_Requirements_: What is needed is the run of lines from the one with "Read this page and output its text content." through the close of the data, set down exactly.

● ● ● ● ●

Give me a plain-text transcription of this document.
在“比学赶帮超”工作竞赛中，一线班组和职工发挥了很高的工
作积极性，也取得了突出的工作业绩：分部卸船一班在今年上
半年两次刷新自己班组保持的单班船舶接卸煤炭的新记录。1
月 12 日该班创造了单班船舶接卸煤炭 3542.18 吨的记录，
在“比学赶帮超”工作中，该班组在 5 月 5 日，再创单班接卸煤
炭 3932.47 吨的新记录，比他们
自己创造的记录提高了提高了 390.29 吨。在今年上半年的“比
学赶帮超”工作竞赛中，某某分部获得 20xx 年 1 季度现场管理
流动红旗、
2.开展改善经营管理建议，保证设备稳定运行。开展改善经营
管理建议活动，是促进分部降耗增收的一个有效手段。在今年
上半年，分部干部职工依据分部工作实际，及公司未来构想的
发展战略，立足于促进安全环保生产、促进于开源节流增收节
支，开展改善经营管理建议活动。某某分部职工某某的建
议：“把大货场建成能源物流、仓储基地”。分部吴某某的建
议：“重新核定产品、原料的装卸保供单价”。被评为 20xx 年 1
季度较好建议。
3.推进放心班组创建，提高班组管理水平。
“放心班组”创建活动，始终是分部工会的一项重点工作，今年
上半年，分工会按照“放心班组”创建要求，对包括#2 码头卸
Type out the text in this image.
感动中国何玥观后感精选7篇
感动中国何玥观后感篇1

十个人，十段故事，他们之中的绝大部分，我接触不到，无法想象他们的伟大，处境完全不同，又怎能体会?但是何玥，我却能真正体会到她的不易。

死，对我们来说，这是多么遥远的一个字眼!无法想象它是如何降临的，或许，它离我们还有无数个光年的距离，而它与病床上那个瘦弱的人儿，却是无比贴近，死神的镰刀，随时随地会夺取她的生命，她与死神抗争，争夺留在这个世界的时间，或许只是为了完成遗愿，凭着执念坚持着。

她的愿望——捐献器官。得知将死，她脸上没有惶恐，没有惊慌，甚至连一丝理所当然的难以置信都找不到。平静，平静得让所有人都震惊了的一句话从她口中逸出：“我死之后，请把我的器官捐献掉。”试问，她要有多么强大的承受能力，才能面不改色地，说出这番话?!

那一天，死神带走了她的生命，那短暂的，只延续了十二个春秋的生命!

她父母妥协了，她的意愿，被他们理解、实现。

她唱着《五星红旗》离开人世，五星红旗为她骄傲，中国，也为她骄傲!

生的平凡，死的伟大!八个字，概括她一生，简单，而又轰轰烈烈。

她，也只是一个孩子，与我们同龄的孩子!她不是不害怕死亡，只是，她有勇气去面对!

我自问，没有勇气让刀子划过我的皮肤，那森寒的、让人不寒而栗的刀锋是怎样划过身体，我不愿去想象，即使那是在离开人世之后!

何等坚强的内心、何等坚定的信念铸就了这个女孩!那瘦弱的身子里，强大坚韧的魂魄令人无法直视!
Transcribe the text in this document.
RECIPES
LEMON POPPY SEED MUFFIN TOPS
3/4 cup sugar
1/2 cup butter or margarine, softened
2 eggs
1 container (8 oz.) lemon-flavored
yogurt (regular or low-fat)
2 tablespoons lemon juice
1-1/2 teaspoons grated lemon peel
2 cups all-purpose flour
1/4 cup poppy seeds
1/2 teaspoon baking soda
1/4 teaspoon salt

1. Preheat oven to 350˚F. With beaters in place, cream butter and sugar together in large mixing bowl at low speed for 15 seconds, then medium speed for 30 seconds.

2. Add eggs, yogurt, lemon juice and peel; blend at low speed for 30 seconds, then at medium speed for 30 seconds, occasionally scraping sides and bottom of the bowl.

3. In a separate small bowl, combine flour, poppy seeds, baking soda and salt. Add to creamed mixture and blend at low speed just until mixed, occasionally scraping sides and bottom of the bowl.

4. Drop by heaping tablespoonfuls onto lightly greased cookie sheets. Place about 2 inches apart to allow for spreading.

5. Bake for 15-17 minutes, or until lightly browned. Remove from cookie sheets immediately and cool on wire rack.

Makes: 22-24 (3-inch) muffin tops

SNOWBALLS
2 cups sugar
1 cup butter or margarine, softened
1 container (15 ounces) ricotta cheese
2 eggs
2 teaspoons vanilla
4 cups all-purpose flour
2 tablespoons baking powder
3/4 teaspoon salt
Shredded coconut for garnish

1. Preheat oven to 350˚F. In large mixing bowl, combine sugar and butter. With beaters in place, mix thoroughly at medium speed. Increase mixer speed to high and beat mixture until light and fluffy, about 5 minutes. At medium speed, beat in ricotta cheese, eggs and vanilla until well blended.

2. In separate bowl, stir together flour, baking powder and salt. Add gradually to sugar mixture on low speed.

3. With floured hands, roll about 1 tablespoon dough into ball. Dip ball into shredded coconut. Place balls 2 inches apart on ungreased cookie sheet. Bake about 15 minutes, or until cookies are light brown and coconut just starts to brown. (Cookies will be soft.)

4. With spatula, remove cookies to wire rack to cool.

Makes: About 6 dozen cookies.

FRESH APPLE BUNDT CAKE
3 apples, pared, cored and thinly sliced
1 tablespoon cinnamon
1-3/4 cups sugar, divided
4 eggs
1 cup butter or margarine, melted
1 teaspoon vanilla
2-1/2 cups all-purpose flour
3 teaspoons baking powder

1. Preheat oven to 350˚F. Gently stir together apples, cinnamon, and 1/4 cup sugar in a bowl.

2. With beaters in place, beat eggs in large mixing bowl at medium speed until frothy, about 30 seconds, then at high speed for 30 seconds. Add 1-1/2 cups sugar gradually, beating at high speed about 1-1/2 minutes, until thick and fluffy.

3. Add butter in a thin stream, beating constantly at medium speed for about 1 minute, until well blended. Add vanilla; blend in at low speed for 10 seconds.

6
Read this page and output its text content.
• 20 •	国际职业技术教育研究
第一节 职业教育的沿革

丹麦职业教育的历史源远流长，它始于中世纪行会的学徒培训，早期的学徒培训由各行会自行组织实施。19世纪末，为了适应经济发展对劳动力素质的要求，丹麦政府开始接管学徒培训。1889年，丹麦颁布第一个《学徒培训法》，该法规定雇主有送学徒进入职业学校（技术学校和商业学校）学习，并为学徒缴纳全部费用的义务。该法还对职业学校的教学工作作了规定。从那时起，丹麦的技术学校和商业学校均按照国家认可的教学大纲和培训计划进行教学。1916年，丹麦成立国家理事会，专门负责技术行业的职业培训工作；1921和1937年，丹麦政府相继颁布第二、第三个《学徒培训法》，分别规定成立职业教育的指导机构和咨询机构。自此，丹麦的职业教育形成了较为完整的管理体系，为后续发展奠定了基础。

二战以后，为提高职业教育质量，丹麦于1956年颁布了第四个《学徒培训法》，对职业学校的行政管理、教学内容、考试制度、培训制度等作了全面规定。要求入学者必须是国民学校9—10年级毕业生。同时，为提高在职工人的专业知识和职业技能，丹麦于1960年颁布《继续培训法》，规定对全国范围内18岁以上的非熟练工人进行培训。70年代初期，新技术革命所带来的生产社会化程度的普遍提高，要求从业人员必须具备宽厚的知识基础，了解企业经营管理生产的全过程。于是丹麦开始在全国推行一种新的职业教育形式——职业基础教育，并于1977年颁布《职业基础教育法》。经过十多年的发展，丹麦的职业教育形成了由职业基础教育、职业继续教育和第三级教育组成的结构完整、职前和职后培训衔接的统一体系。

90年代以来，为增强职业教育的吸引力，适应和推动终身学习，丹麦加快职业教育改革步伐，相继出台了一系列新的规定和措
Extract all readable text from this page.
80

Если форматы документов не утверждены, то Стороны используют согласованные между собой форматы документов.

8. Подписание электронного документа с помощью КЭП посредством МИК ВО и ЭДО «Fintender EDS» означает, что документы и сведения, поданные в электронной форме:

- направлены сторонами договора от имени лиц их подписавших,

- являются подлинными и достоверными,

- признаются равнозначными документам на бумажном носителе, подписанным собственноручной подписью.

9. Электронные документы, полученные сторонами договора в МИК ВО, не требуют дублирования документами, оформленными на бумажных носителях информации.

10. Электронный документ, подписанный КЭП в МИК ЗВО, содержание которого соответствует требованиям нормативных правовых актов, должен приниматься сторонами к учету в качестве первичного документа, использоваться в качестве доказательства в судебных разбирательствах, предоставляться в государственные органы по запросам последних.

● ● ● ● ●

_Final answer_:
Read this page and output its text content.
• 20 •	国际职业技术教育研究
第一节 职业教育的沿革

丹麦职业教育的历史源远流长，它始于中世纪行会的学徒培训，早期的学徒培训由各行会自行组织实施。19世纪末，为了适应经济发展对劳动力素质的要求，丹麦政府开始接管学徒培训。1889年，丹麦颁布第一个《学徒培训法》，该法规定雇主有送学徒进入职业学校（技术学校和商业学校）学习，并为学徒缴纳全部费用的义务。该法还对职业学校的教学工作作了规定。从那时起，丹麦的技术学校和商业学校均按照国家认可的教学大纲和培训计划进行教学。1916年，丹麦成立国家理事会，专门负责技术行业的职业培训工作；1921和1937年，丹麦政府相继颁布第二、第三个《学徒培训法》，分别规定成立职业教育的指导机构和咨询机构。自此，丹麦的职业教育形成了较为完整的管理体系，为后续发展奠定了基础。

二战以后，为提高职业教育质量，丹麦于1956年颁布了第四个《学徒培训法》，对职业学校的行政管理、教学内容、考试制度、培训制度等作了全面规定。要求入学者必须是国民学校9—10年级毕业生。同时，为提高在职工人的专业知识和职业技能，丹麦于1960年颁布《继续培训法》，规定对全国范围内18岁以上的非熟练工人进行培训。70年代初期，新技术革命所带来的生产社会化程度的普遍提高，要求从业人员必须具备宽厚的知识基础，了解企业经营管理生产的全过程。于是丹麦开始在全国推行一种新的职业教育形式——职业基础教育，并于1977年颁布《职业基础教育法》。经过十多年的发展，丹麦的职业教育形成了由职业基础教育、职业继续教育和第三级教育组成的结构完整、职前和职后培训衔接的统一体系。

90年代以来，为增强职业教育的吸引力，适应和推动终身学习，丹麦加快职业教育改革步伐，相继出台了一系列新的规定和措
Extract all readable text from this page.
80

Если форматы документов не утверждены, то Стороны используют согласованные между собой форматы документов.

8. Подписание электронного документа с помощью КЭП посредством МИК ВО и ЭДО «Fintender EDS» означает, что документы и сведения, поданные в электронной форме:

- направлены сторонами договора от имени лиц их подписавших,

- являются подлинными и достоверными,

- признаются равнозначными документам на бумажном носителе, подписанным собственноручной подписью.

9. Электронные документы, полученные сторонами договора в МИК ВО, не требуют дублирования документами, оформленными на бумажных носителях информации.

10. Электронный документ, подписанный КЭП в МИК ЗВО, содержание которого соответствует требованиям нормативных правовых актов, должен приниматься сторонами к учету в качестве первичного документа, использоваться в качестве доказательства в судебных разбирательствах, предоставляться в государственные органы по запросам последних.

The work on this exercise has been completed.